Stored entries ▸
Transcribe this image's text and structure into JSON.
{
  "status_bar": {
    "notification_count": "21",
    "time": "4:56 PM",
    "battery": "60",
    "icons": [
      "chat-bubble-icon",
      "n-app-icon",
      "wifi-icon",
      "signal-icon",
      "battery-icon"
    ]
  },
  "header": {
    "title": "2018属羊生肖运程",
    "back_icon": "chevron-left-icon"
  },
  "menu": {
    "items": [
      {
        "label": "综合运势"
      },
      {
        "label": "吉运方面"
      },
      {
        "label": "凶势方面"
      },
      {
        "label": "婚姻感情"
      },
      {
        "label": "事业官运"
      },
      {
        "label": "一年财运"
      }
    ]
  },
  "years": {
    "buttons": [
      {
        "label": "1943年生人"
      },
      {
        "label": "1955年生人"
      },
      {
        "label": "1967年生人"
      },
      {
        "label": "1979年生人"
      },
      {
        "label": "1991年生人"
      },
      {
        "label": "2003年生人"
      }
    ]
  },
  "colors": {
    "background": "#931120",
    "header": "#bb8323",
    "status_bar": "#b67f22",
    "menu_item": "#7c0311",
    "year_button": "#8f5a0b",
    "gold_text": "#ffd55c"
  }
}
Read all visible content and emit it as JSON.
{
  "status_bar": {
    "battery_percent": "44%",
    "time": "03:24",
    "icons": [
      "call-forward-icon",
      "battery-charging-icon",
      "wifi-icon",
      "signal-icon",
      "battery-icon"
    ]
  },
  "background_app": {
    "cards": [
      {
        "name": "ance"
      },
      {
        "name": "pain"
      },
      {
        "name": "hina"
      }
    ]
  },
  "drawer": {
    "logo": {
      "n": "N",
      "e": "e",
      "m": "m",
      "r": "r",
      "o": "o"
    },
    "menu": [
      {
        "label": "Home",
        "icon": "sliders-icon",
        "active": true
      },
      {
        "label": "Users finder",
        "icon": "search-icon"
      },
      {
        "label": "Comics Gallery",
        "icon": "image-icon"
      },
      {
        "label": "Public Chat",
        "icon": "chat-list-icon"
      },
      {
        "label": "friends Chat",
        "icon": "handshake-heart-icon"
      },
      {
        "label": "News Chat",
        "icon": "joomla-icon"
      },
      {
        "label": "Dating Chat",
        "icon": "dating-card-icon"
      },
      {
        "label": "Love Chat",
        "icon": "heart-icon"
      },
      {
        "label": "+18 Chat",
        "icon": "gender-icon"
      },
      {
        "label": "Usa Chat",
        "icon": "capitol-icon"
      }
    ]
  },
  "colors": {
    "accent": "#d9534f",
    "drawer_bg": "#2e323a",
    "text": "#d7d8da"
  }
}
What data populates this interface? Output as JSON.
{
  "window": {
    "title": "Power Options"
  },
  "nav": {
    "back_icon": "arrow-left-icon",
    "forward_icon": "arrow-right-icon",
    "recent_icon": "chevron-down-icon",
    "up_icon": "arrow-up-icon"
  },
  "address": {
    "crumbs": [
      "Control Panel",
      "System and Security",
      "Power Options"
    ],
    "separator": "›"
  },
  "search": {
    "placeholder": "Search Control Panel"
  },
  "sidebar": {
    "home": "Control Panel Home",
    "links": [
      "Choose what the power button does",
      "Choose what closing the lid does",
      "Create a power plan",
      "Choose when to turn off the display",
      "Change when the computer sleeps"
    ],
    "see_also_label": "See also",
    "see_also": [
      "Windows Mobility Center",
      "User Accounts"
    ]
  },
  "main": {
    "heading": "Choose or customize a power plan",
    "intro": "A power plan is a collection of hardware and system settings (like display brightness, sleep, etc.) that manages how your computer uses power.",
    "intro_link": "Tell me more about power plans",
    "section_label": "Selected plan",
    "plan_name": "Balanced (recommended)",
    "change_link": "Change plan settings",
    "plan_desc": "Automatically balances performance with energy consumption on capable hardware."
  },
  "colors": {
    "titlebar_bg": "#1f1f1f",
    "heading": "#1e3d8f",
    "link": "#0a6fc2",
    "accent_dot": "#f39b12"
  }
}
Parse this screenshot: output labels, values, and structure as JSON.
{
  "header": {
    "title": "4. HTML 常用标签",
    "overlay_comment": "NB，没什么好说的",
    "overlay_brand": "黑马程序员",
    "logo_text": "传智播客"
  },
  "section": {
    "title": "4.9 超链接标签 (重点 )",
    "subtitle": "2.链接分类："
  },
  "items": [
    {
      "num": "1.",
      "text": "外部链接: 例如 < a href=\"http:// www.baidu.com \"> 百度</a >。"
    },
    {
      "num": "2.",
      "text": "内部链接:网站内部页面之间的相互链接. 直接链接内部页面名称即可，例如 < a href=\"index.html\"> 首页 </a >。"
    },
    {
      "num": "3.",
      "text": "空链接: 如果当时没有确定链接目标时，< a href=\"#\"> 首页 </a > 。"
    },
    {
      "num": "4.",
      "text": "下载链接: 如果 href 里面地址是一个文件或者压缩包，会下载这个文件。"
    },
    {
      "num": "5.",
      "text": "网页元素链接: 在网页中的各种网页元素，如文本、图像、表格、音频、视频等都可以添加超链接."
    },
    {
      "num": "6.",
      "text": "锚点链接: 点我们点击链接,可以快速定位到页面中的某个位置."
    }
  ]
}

PROBLEM DESCRIPTION ▸ Show each line of the data that contains the string "Control".

OUTPUT OF THE EXERCISE ▸
      "Control Panel",
    "placeholder": "Search Control Panel"
    "home": "Control Panel Home",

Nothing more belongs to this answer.